* _Work to be completed_
Find the word "Halde" in the data, then copy each line where it is found.

── Listed entries ──

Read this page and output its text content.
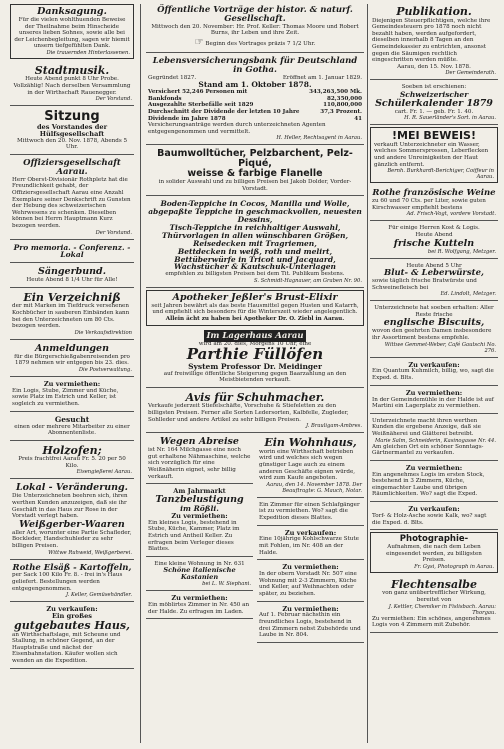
Danksagung.
Für die vielen wohlthuenden Beweise der Theilnahme beim Hinscheide unseres lieben Sohnes, sowie alle bei der Leichenbegleitung, sagen wir hiemit unsern tiefgefühlten Dank.
Die trauernden Hinterlassenen.
Stadtmusik.
Heute Abend punkt 8 Uhr Probe. Vollzählig! Nach derselben Versammlung in der Wirthschaft Rauenegger.
Der Vorstand.
Sitzung
des Vorstandes der Hülfsgesellschaft
Mittwoch den 20. Nov. 1878, Abends 5 Uhr.
Offiziersgesellschaft Aarau.
Herr Oberst-Divisionär Rothpletz hat die Freundlichkeit gehabt, der Offiziersgesellschaft Aarau eine Anzahl Exemplare seiner Denkschrift zu Gunsten der Hebung des schweizerischen Wehrwesens zu schenken. Dieselben können bei Herrn Hauptmann Kurz bezogen werden.
Der Vorstand.
Pro memoria. - Conferenz. - Lokal
Sängerbund.
Heute Abend 8 1/4 Uhr für Alle!
Ein Verzeichniß
der mit Marken im Tiefdruck versehenen Kochbücher in sauberen Einbänden kann bei den Unterzeichneten um 80 Cts. bezogen werden.
Die Verkaufsdirektion
Anmeldungen
für die Bürgerschießgabenreisenden pro 1879 nehmen wir entgegen bis 23. dies.
Die Postverwaltung.
Zu vermiethen:
Ein Logis, Stube, Zimmer und Küche, sowie Platz im Estrich und Keller, ist sogleich zu vermiethen.
Gesucht
einen oder mehrere Mitarbeiter zu einer Abonnentenliste.
Holzofen;
Preis frachtfrei Aarau Fr. 5. 20 per 50 Kilo.
Eisengießerei Aarau.
Lokal - Veränderung.
Die Unterzeichneten beehren sich, ihren werthen Kunden anzuzeigen, daß sie ihr Geschäft in das Haus zur Rose in der Vorstadt verlegt haben.
Weißgerber-Waaren
aller Art, worunter eine Partie Schafleder, Bockleder, Handschuhleder zu sehr billigen Preisen.
Wittwe Ruhweid, Weißgerberei.
Rothe Elsäß - Kartoffeln,
per Sack 100 Kilo Fr. 8. - frei in's Haus geliefert. Bestellungen werden entgegengenommen.
J. Keller, Gemüsehändler.
Zu verkaufen:
Ein großes
gutgebautes Haus,
an Wirthschaftslage, mit Scheune und Stallung, in schöner Gegend, an der Hauptstraße und nächst der Eisenbahnstation. Käufer wollen sich wenden an die Expedition.
Öffentliche Vorträge der histor. & naturf. Gesellschaft.
Mittwoch den 20. November: Hr. Prof. Keller: Thomas Moore und Robert Burns, ihr Leben und ihre Zeit.
☞ Beginn des Vortrages präzis 7 1/2 Uhr.
Lebensversicherungsbank für Deutschland in Gotha.
Gegründet 1827.	Eröffnet am 1. Januar 1829.
Stand am 1. Oktober 1878.
Versichert 52,246 Personen mit	343,263,500 Mk.
Bankfonds	82,350,000
Ausgezahlte Sterbefälle seit 1829	110,800,000
Durchschnitt der Dividende der letzten 10 Jahre	37,3 Prozent.
Dividende im Jahre 1878	41
Versicherungsanträge werden durch unterzeichneten Agenten entgegengenommen und vermittelt.
H. Heller, Rechtsagent in Aarau.
Baumwolltücher, Pelzbarchent, Pelz-Piqué,
weisse & farbige Flanelle
in solider Auswahl und zu billigen Preisen bei Jakob Dolder, Vorder-Vorstadt.
Boden-Teppiche in Cocos, Manilla und Wolle,
abgepaßte Teppiche in geschmackvollen, neuesten Dessins,
Tisch-Teppiche in reichhaltiger Auswahl,
Thürvorlagen in allen wünschbaren Größen,
Reisedecken mit Tragriemen,
Bettdecken in weiß, roth und melirt,
Bettüberwürfe in Tricot und Jacquard,
Wachstücher & Kautschuk-Unterlagen
empfehlen zu billigsten Preisen bei dem Tit. Publikum bestens.
S. Schmidt-Hagnauer, am Graben Nr. 90.
Apotheker Jeßler's Brust-Elixir
seit Jahren bewährt als das beste Hausmittel gegen Husten und Katarrh, und empfiehlt sich besonders für die Winterszeit wieder angelegentlich.
Allein ächt zu haben bei Apotheker Dr. O. Ziebl in Aarau.
Im Lagerhaus Aarau
wird am 20. dies, Morgens 10 Uhr, eine
Parthie Füllöfen
System Professor Dr. Meidinger
auf freiwillige öffentliche Steigerung gegen Baarzahlung an den Meistbietenden verkauft.
Avis für Schuhmacher.
Verkaufe jederzeit Stiefelschäfte, Vorschuhe & Stiefeletten zu den billigsten Preisen. Ferner alle Sorten Ledersorten, Kalbfelle, Zugleder, Sohlleder und andere Artikel zu sehr billigen Preisen.
J. Brauligam-Ambres.
Wegen Abreise
ist Nr. 164 Milchgasse eine noch gut erhaltene Nähmaschine, welche sich vorzüglich für eine Weißnäherin eignet, sehr billig verkauft.
Am Jahrmarkt
Tanzbelustigung
im Rößli.
Zu vermiethen:
Ein kleines Logis, bestehend in Stube, Küche, Kammer, Platz im Estrich und Antheil Keller. Zu erfragen beim Verleger dieses Blattes.
Eine kleine Wohnung in Nr. 631
Schöne italienische Kastanien
bei L. W. Siephani.
Zu vermiethen:
Ein möblirtes Zimmer in Nr. 450 an der Halde. Zu erfragen im Laden.
Ein Wohnhaus,
worin eine Wirthschaft betrieben wird und welches sich wegen günstiger Lage auch zu einem anderen Geschäfte eignen würde, wird zum Kaufe angeboten.
Aarau, den 14. November 1878. Der Beauftragte: G. Mauch, Notar.
Ein Zimmer für einen Schlafgänger ist zu vermiethen. Wo? sagt die Expedition dieses Blattes.
Zu verkaufen:
Eine 10jährige Kohlschwarze Stute mit Fohlen, im Nr. 408 an der Halde.
Zu vermiethen:
In der obern Vorstadt Nr. 507 eine Wohnung mit 2-3 Zimmern, Küche und Keller, auf Weihnachten oder später, zu beziehen.
Zu vermiethen:
Auf 1. Februar nächsthin ein freundliches Logis, bestehend in drei Zimmern nebst Zubehörde und Laube in Nr. 804.
Publikation.
Diejenigen Steuerpflichtigen, welche ihre Gemeindesteuern pro 1878 noch nicht bezahlt haben, werden aufgefordert, dieselben innerhalb 8 Tagen an den Gemeindekassier zu entrichten, ansonst gegen die Säumigen rechtlich eingeschritten werden müßte.
Aarau, den 15. Nov. 1878.
Der Gemeinderath.
Soeben ist erschienen:
Schweizerischer
Schülerkalender 1879
cart. Fr. 1. — geb. Fr. 1. 40.
H. R. Sauerländer's Sort. in Aarau.
!MEI BEWEIS!
verkauft Unterzeichneter ein Wasser, welches Sommersprossen, Leberflecken und andere Unreinigkeiten der Haut gänzlich entfernt.
Bernh. Burkhardt-Berichiger, Coiffeur in Aarau.
Rothe französische Weine
zu 60 und 70 Cts. per Liter, sowie guten Kirschwasser empfiehlt bestens
Ad. Frisch-Vogt, vordere Vorstadt.
Für einige Herren Kost & Logis.
Heute Abend
frische Kutteln
bei R. Wolfgang, Metzger.
Heute Abend 5 Uhr
Blut- & Leberwürste,
sowie täglich frische Bratwürste und Schweinefleisch bei
Ed. Lindolt, Metzger.
Unterzeichnete hat soeben erhalten: Aller Reste frische
englische Biscuits,
wovon den geehrten Damen insbesondere ihr Assortiment bestens empfehle.
Wittwe Gemmet-Weber, Café Gautschi No. 276.
Zu verkaufen:
Ein Quantum Kuhmilch, billig, wo, sagt die Exped. d. Blts.
Zu vermiethen:
In der Gemeindemühle in der Halde ist auf Martini ein Lagerplatz zu vermiethen.
Unterzeichnete macht ihren werthen Kunden die ergebene Anzeige, daß sie Weißnäherei und Glätterei betreibt.
Marie Salm, Schneiderin, Kasinogasse Nr. 44.
Am gleichen Ort ein schöner Sonntags-Gärtnermantel zu verkaufen.
Zu vermiethen:
Ein angenehmes Logis im ersten Stock, bestehend in 3 Zimmern, Küche, eingemachter Laube und übrigen Räumlichkeiten. Wo? sagt die Exped.
Zu verkaufen:
Torf- & Holz-Asche sowie Kalk, wo? sagt die Exped. d. Blts.
Photographie-
Aufnahmen, die nach dem Leben eingesendet werden, zu billigsten Preisen.
Fr. Gysi, Photograph in Aarau.
Flechtensalbe
von ganz unübertrefflicher Wirkung,
bereitet von
J. Kettler, Chemiker in Fislisbach. Aarau: Thorgau.
Zu vermiethen: Ein schönes, angenehmes Logis von 4 Zimmern mit Zubehör.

───

* _Solution to this task_
Ein möblirtes Zimmer in Nr. 450 an der Halde. Zu erfragen im Laden.
Eine 10jährige Kohlschwarze Stute mit Fohlen, im Nr. 408 an der Halde.
In der Gemeindemühle in der Halde ist auf Martini ein Lagerplatz zu vermiethen.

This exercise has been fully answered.